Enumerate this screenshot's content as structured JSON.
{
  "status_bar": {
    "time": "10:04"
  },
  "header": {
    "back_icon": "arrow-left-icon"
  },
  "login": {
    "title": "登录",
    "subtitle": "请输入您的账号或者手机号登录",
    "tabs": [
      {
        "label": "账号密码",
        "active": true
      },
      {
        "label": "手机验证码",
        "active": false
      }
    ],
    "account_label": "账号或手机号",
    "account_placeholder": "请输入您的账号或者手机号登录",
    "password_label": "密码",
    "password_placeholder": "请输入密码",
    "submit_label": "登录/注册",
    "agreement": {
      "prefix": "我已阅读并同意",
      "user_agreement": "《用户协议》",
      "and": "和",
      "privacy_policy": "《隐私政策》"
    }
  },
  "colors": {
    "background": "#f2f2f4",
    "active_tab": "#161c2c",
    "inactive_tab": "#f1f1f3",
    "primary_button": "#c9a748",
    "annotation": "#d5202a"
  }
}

TO BE DONE:
Every entry in the listing must be retyped exactly.

EXPECTED ANSWER:
Enumerate this screenshot's content as structured JSON.
{
  "status_bar": {
    "time": "10:04"
  },
  "header": {
    "back_icon": "arrow-left-icon"
  },
  "login": {
    "title": "登录",
    "subtitle": "请输入您的账号或者手机号登录",
    "tabs": [
      {
        "label": "账号密码",
        "active": true
      },
      {
        "label": "手机验证码",
        "active": false
      }
    ],
    "account_label": "账号或手机号",
    "account_placeholder": "请输入您的账号或者手机号登录",
    "password_label": "密码",
    "password_placeholder": "请输入密码",
    "submit_label": "登录/注册",
    "agreement": {
      "prefix": "我已阅读并同意",
      "user_agreement": "《用户协议》",
      "and": "和",
      "privacy_policy": "《隐私政策》"
    }
  },
  "colors": {
    "background": "#f2f2f4",
    "active_tab": "#161c2c",
    "inactive_tab": "#f1f1f3",
    "primary_button": "#c9a748",
    "annotation": "#d5202a"
  }
}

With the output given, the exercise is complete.